Report how many lines below contain the word "производство", and give only that number.

* Begin Source data *

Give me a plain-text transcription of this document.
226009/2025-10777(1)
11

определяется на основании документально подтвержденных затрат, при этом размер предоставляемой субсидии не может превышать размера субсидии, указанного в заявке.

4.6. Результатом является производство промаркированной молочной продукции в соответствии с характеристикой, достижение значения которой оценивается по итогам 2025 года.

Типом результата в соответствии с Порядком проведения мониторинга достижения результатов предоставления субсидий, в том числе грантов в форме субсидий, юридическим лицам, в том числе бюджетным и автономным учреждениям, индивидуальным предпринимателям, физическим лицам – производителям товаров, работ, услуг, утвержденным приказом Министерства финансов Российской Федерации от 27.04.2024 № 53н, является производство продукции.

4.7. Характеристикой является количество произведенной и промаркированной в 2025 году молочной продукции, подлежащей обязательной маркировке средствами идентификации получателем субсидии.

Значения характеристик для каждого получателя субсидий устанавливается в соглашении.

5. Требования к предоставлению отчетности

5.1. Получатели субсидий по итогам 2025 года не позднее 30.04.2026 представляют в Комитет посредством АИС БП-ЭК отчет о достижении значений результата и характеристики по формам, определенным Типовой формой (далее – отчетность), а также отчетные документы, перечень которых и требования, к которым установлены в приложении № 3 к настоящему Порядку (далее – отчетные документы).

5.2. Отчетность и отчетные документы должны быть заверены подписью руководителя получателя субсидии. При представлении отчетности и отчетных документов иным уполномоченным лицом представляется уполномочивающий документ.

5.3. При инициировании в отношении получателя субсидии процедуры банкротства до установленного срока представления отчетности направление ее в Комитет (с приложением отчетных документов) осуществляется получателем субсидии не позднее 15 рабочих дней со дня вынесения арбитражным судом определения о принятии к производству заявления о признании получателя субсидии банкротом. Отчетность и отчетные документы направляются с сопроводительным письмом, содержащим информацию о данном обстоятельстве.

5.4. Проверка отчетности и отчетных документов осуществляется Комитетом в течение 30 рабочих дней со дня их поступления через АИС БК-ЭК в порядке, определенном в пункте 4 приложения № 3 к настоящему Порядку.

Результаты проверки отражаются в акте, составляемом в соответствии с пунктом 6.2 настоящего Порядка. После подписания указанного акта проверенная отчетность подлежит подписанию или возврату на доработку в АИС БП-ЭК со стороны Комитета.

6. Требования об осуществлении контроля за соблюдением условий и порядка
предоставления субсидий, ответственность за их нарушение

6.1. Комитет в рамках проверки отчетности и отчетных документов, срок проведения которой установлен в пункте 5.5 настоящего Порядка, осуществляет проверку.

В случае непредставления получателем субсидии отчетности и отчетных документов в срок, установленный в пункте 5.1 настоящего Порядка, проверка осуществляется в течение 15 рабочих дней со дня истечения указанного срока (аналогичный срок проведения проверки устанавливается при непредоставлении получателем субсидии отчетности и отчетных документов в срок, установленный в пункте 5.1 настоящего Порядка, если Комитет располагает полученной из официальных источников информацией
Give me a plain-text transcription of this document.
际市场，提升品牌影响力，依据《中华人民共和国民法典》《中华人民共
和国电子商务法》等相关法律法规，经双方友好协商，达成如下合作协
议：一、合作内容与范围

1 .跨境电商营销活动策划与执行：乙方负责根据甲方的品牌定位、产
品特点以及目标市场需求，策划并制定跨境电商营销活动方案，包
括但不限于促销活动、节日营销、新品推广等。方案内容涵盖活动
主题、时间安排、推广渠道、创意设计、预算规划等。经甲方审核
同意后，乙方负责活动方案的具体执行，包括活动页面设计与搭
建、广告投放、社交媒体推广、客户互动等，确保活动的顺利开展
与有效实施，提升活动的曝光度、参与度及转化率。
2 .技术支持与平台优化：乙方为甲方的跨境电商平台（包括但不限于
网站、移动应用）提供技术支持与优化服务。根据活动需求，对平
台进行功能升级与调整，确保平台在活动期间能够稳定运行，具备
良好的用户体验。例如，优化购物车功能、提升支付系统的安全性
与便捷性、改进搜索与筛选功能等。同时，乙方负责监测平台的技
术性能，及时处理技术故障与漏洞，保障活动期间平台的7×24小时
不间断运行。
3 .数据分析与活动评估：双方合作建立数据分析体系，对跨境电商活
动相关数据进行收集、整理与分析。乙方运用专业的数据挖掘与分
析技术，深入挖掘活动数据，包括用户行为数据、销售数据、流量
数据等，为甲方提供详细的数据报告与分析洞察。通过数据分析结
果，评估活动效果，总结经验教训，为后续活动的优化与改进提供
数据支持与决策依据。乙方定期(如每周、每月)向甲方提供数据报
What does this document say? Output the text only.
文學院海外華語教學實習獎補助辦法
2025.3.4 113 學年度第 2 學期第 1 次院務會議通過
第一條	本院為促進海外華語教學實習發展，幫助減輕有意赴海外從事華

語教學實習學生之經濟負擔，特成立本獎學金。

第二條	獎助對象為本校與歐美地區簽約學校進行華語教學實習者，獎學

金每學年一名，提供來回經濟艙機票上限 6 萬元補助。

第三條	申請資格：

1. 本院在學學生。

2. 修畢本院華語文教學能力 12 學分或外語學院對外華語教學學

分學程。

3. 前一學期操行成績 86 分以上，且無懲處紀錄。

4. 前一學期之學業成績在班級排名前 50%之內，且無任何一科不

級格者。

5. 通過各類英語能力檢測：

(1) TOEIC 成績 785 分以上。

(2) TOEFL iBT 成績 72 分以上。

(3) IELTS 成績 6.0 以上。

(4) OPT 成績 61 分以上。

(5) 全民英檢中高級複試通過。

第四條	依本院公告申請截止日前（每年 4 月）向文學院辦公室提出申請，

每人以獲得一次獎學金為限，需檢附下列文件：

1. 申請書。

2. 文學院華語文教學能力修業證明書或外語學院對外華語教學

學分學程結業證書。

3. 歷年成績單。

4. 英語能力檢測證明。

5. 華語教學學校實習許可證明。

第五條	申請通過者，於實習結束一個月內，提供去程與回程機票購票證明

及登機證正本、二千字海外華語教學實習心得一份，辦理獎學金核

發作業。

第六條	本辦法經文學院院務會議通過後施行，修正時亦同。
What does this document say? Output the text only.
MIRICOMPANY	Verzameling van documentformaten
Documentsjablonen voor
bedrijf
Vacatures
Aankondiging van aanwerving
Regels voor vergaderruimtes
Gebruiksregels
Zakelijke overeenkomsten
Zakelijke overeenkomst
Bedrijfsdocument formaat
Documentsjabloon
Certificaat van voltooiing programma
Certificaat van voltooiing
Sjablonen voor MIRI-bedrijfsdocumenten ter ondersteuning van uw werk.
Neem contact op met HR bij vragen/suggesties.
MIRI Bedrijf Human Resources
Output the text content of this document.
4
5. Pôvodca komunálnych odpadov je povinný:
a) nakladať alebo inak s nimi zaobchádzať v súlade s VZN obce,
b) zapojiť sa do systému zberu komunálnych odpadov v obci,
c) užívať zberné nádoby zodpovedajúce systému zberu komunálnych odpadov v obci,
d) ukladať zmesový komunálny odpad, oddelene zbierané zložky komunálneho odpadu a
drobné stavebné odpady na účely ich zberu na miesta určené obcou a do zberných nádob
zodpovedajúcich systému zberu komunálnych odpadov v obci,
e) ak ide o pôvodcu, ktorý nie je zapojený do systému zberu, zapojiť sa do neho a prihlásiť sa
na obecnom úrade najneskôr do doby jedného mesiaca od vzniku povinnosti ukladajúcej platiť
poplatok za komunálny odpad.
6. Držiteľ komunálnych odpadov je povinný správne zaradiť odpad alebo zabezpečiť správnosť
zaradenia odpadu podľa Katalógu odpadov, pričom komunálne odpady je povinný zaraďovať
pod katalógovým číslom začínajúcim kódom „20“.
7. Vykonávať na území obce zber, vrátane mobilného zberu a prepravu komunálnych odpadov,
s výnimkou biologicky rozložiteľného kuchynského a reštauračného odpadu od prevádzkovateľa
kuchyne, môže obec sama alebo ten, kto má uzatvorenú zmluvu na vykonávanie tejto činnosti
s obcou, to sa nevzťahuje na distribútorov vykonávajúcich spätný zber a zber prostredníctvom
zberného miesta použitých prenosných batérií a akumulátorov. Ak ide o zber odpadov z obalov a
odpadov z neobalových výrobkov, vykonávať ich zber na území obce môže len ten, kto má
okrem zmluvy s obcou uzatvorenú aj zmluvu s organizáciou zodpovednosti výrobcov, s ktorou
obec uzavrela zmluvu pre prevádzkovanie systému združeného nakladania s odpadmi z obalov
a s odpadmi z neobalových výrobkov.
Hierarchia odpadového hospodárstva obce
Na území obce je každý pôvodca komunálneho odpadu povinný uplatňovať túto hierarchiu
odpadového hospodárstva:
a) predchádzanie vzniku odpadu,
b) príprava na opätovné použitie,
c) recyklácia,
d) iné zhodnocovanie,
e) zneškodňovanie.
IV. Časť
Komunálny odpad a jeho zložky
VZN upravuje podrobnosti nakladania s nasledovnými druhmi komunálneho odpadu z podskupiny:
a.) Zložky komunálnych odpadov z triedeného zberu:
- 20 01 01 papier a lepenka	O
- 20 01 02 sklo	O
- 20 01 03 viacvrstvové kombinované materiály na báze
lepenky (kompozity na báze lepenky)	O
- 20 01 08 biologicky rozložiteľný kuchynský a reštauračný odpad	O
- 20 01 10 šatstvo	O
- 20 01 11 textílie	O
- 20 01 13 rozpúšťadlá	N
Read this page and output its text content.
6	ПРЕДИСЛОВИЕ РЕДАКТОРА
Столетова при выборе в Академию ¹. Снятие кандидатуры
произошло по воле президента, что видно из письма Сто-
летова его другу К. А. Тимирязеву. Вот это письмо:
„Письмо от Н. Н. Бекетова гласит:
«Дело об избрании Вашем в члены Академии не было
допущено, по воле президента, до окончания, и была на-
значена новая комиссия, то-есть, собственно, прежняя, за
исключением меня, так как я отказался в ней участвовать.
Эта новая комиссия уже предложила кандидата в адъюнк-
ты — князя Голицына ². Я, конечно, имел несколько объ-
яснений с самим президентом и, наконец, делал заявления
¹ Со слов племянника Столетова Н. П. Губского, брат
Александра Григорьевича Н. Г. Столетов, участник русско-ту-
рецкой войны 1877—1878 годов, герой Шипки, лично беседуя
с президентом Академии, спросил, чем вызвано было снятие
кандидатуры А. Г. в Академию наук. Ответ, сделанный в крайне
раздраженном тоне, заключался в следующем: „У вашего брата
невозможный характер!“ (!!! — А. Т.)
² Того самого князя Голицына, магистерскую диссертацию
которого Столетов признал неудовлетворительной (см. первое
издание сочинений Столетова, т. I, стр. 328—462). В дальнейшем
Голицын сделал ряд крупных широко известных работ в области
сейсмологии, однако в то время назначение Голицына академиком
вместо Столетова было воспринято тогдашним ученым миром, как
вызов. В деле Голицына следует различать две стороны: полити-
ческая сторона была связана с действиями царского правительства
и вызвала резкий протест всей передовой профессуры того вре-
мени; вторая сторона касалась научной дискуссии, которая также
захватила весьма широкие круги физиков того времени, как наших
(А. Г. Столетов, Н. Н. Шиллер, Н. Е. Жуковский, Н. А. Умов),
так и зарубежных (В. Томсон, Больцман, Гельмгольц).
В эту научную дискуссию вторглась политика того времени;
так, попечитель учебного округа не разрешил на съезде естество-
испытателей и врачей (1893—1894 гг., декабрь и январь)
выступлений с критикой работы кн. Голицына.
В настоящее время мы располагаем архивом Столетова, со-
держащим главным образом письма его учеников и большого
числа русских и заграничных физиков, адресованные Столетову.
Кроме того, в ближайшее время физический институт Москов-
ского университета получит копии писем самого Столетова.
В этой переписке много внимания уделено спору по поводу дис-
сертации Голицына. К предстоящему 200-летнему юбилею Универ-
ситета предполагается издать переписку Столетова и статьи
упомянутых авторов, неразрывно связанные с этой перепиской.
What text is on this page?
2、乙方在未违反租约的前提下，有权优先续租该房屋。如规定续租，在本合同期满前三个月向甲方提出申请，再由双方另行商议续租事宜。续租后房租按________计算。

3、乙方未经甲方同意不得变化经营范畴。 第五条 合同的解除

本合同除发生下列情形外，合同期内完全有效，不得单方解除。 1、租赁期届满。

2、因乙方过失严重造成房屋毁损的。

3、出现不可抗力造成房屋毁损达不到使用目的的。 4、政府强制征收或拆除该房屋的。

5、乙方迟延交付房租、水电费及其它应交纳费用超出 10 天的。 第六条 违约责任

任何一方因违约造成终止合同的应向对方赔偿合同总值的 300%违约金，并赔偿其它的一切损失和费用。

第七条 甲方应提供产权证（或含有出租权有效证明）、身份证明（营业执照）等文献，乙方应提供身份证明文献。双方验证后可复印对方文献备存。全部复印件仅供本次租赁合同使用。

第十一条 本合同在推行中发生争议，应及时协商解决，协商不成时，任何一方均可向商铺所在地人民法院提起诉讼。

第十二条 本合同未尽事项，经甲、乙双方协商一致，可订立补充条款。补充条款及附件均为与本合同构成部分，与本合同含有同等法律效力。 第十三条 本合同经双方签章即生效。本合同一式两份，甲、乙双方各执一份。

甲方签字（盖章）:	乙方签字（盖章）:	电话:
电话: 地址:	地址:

* End Source data *

### Output of the task
2